User experience is about how a person feels about using a product, system or service. (source: Wikipedia)

Omnichannel customer experiences: A new design challenge

Omnichannel requires omnidesign and omnidesigners. Such much for omni to do.

Disclosure: I work at Informaat experience design (The Netherlands) ~ “Forget native apps, forget responsive webdesign, and say hello to omnichannel. We have moved away from the design of a single application, product or service. Increasingly, organizations have to deal with a multitude of them. This evolution is triggered by technology and raises a number of issues, challenges, and problems. How can we create a ‘seamless’ experience between all of the channels? How can we always keep the customer at the center of the design? And are our tried and tested design methods good enough, or do we also need a new way of designing, so-called omnidesign, to meet omnichannel’s needs?”

(Jantine Geldof a.k.a. @JantineG ~ Informaat BiRDS on a W!RE)

Connected experiences are compelling experiences

Everything is connected and distance is zero in any network.

“Today our phones can connect to our alarm clocks, our watches, and maybe even our coffee pots. Dan LeBoeuf, a designer who focuses on connected experiences across multiple devices, explains how we can use connectedness to improve our UX work.”

(Dan LeBoeuf a.k.a. @danleboeuf ~ UX Booth)

The future of UX design

Everything has a future, some bright, some less.

“The future of user experience is growing rapidly and remains strong as designers, developers, and those who hire them realize that user experience is becoming just as important as the product or service in which they are promoting. User experience and its body of knowledge as a whole is being refined and redefined as we learn what works and doesn’t work and how to overall best serve the users in which we design for.”

(Amber Leigh Turner a.k.a. @amberlturner ~ The Next Web)

Can we design trust between humans and artificial intelligence?

Get used to it.

“For many years, interacting with artificial intelligence has been the stuff of science fiction and academic projects, but as smart systems take over more and more responsibilities, replace jobs, and become involved with complex emotionally charged decisions, figuring out how to collaborate with these systems has become a pragmatic problem that needs pragmatic solutions. Machine learning and cognitive systems are now a major part many products people interact with every day, but to fully exploit the potential of artificial intelligence, people need much richer ways of communicating with the systems they use. The role of designers is to figure out how to build collaborative relationships between people and machines that help smart systems enhance human creativity and agency rather than simply replacing them.”

(Patrick Mankins a.k.a. @patrickmankins ~ FastCo Design)

The UX of open source content management

I guess open source applications is the second category UX forgot, just like enterprise aqpplications. Crypto apps for example.

++++++++++++++++++++

__Set task A__.
In the entries, switch "bbox" to "bounding box". Begin at the first line of the entries and stop after the line that has "329, 70, 343]". Return only those lines, with everything else unchanged.
The UX excerpt and the entries that follow it have no connection to each other.

__Records supplied__.
++++++++++++++++++++

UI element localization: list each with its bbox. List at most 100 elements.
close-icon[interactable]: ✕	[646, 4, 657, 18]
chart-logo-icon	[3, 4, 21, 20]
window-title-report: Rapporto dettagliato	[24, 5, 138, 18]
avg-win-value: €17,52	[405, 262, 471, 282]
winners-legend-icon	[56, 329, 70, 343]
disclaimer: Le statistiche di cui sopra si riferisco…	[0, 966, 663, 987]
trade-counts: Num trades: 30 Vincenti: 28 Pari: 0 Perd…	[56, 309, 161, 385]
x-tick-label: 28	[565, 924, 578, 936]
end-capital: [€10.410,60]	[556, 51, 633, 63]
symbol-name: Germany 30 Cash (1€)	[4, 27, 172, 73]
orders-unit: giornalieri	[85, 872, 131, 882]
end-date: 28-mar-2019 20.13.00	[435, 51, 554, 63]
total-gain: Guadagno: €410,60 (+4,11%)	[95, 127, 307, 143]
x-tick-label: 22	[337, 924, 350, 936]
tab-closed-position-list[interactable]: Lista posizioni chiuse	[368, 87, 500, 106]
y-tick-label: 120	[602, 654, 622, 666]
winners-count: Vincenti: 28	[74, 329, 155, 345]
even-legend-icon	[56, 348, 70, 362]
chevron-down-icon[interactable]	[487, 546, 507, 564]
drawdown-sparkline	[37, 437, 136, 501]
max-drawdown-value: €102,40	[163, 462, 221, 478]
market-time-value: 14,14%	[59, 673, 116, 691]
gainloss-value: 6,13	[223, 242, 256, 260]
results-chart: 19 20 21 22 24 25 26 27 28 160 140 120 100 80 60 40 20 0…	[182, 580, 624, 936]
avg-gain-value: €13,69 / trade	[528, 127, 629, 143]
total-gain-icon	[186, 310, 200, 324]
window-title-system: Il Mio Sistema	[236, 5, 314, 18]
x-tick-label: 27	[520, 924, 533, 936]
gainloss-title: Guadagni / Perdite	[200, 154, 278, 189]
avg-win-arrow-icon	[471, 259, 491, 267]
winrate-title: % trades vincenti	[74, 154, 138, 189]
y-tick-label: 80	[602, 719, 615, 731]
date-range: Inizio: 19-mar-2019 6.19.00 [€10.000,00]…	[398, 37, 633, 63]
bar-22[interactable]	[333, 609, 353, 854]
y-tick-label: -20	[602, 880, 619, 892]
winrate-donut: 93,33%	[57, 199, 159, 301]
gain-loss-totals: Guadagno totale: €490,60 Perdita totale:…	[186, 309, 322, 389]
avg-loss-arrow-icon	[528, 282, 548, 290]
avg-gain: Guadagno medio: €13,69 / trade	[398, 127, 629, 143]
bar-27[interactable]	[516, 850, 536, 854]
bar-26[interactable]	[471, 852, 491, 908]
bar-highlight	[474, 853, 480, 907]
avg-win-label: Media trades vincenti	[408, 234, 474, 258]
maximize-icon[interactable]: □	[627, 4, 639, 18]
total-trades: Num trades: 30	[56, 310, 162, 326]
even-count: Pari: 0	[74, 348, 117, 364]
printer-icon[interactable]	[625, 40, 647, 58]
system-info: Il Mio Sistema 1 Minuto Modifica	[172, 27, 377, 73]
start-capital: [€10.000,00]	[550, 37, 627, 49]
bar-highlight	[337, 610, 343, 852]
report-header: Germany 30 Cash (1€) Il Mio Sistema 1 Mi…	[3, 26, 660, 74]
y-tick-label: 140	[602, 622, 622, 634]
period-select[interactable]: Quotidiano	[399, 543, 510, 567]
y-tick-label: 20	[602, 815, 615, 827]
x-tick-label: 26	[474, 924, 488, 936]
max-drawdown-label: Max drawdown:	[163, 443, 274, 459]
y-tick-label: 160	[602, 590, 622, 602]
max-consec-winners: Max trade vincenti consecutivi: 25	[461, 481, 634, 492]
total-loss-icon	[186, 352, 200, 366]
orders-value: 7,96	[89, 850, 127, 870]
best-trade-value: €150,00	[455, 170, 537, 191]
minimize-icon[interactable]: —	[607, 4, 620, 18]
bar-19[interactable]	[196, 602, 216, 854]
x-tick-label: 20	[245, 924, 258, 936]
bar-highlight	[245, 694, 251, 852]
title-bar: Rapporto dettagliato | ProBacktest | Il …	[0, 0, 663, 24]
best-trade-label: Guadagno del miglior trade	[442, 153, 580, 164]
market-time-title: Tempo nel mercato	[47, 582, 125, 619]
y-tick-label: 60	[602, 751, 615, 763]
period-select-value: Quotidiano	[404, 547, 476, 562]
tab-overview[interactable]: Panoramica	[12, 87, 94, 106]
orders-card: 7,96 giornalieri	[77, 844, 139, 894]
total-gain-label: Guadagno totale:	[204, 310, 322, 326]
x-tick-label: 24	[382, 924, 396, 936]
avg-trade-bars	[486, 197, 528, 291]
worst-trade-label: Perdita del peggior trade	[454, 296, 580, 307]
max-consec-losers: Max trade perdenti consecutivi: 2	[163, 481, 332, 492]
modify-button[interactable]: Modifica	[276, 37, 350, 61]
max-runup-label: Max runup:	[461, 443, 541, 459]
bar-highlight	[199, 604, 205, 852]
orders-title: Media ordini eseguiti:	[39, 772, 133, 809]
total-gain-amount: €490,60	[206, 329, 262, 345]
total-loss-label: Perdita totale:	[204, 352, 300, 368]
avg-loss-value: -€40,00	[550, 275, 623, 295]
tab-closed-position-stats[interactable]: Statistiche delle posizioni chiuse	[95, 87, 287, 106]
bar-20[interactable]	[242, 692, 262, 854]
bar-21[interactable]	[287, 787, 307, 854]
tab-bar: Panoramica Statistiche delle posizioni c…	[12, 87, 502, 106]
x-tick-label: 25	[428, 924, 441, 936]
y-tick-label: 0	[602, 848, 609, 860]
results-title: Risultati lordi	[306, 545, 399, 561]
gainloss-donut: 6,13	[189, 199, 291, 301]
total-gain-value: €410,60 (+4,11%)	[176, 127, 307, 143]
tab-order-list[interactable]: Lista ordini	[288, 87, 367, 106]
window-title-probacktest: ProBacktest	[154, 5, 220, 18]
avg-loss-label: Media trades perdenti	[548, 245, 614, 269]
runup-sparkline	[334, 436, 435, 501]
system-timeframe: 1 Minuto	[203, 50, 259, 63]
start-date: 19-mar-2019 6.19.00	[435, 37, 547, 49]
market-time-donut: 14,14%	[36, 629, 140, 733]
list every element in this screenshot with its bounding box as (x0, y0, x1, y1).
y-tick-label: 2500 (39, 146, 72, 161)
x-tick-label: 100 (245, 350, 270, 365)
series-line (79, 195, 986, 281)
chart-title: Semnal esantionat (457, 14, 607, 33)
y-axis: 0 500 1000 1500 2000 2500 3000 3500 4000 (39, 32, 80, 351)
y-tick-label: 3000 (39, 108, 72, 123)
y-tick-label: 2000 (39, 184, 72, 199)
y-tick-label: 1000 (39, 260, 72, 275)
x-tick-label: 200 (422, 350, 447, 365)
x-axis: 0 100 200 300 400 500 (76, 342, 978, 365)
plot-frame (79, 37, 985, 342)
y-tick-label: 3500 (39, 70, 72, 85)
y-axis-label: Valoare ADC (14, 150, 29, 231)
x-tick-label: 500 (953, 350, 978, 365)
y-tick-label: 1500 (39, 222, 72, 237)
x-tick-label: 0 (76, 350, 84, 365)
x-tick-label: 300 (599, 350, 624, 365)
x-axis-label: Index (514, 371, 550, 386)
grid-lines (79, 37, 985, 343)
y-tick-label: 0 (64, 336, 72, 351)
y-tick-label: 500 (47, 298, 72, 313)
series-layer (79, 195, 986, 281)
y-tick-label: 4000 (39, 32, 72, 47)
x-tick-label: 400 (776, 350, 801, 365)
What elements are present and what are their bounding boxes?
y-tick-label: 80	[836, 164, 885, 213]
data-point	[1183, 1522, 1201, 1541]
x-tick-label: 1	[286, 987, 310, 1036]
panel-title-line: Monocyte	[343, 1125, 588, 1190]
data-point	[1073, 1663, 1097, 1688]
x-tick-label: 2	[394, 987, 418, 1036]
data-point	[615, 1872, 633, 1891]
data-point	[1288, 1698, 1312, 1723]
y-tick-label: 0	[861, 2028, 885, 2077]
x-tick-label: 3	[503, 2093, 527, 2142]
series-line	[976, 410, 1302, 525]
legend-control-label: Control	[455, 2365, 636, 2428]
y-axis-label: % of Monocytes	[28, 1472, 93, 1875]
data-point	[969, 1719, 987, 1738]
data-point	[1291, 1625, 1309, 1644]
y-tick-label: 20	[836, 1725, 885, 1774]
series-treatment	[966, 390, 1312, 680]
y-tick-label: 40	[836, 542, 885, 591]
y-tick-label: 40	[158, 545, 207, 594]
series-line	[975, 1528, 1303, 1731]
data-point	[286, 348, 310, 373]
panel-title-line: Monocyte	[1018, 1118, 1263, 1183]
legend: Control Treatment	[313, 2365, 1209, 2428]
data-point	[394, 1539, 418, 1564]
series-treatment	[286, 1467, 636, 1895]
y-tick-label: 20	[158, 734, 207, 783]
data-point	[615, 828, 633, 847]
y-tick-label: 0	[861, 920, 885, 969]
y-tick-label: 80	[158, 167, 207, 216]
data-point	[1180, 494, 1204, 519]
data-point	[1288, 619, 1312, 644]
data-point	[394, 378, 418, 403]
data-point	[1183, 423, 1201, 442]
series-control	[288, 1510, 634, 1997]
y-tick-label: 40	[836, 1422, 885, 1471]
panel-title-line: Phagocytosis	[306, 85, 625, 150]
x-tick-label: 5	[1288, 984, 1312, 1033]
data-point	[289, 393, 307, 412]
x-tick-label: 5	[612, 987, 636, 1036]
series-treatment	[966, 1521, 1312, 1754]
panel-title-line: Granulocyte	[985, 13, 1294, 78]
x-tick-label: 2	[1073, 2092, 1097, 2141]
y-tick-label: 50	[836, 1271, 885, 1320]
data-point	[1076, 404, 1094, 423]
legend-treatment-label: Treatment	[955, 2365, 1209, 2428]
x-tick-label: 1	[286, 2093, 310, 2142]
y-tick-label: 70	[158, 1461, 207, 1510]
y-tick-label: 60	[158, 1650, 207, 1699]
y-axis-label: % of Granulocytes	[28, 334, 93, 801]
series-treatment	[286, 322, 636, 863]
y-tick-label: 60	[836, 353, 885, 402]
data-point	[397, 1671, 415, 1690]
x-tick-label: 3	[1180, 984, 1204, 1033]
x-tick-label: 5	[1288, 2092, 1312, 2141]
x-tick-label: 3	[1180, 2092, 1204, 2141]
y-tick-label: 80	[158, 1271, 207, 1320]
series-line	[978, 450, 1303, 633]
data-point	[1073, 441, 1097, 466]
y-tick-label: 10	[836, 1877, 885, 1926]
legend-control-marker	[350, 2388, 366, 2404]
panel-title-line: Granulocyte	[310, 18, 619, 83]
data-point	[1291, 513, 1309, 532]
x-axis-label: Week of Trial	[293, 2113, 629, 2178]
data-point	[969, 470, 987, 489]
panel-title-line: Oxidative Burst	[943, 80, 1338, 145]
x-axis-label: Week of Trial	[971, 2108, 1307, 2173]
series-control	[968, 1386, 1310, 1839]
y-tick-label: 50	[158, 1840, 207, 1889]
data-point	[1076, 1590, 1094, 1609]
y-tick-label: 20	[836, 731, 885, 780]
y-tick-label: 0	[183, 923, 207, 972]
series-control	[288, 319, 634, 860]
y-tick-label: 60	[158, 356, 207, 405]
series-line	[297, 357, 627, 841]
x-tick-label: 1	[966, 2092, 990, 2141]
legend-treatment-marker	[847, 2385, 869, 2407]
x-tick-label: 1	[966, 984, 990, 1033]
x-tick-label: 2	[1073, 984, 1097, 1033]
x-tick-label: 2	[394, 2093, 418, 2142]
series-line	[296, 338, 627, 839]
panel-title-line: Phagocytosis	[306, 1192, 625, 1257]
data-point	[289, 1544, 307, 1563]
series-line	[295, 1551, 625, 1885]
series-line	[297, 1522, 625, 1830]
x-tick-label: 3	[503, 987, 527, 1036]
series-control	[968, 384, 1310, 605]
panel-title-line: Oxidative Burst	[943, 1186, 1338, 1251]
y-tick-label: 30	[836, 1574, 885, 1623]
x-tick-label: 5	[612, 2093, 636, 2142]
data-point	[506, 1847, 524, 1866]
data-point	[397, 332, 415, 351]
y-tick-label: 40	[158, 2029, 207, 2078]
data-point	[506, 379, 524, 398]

++++++++++++++++++++

__Set task B__.
Continue the excerpt on user experience design from the point where it stops.

__Exercise result A__.
UI element localization: list each with its bounding box. List at most 100 elements.
close-icon[interactable]: ✕	[646, 4, 657, 18]
chart-logo-icon	[3, 4, 21, 20]
window-title-report: Rapporto dettagliato	[24, 5, 138, 18]
avg-win-value: €17,52	[405, 262, 471, 282]
winners-legend-icon	[56, 329, 70, 343]

__Exercise result B__.
“Ultimately, that’s what makes UX in open source content management such a daunting task. The limitless, unpredictable variance in use cases, combined with an ever-increasing demand for multi-language, “easy to understand” interfaces is difficult to keep up with.”

(Blake Callens a.k.a. @blakecallens ~ OpenSource.com)

What is different about user experience design for the Internet of Things?

UX design get more complicated. Design challenges for omni-channel, multi-device and cross-context.

“An excerpt from the new O’Reilly book, Designing Connected Products: UX design for the internet of things, explores considerations UXers need to be aware of.”

(Claire Rowland a.k.a. @clurr ~ UXmagazine)

Heading towards UX excellence: Challenges from the UX Management Roundtable

Or how the middle management of Enterprise UX deals with the wicked problems of the experience landscape.

Disclosure: I work at Informaat experience design (The Netherlands) ~ “There is a growing need for UX managers in many organizations. Employees in this new role are facing big and complex challenges. Informaat organizes on a regular basis sessions of the UX Management Roundtable. In these meetings challenges are addressed and discussed UX managers are facing. Conversations of the roundtable from the past two years have now been documented in a free white paper.”

(Susanne van Mulken, Rob van der Haar, and Peter J. Bogaards ~ Informaat BiRDS on a W!RE)

Good design drives shareholder value: 2014 design value index results and commentary

2015 version coming soon, because ‘the results are in’.

“The 2014 Design Value Index shows us for a second year that corporations that put an emphasis on design as a strategic asset perform significantly better than those that do not. As corporate design capabilities mature, executives are able to direct this power towards their companies’ most challenging problems. This, in turn, allows design-driven companies to grow faster, and often with higher margins, due to the exceptional customer experiences they are uniquely positioned to create. Key trends identified through this work include the rise of user-experience (UX) design as a sub-discipline whose growth is expected to outpace all other design disciplines as the number of digital interfaces expand and the significant investment in internal design capabilities under way in many large U.S. companies today, as we see from DVI companies Intuit and IBM .”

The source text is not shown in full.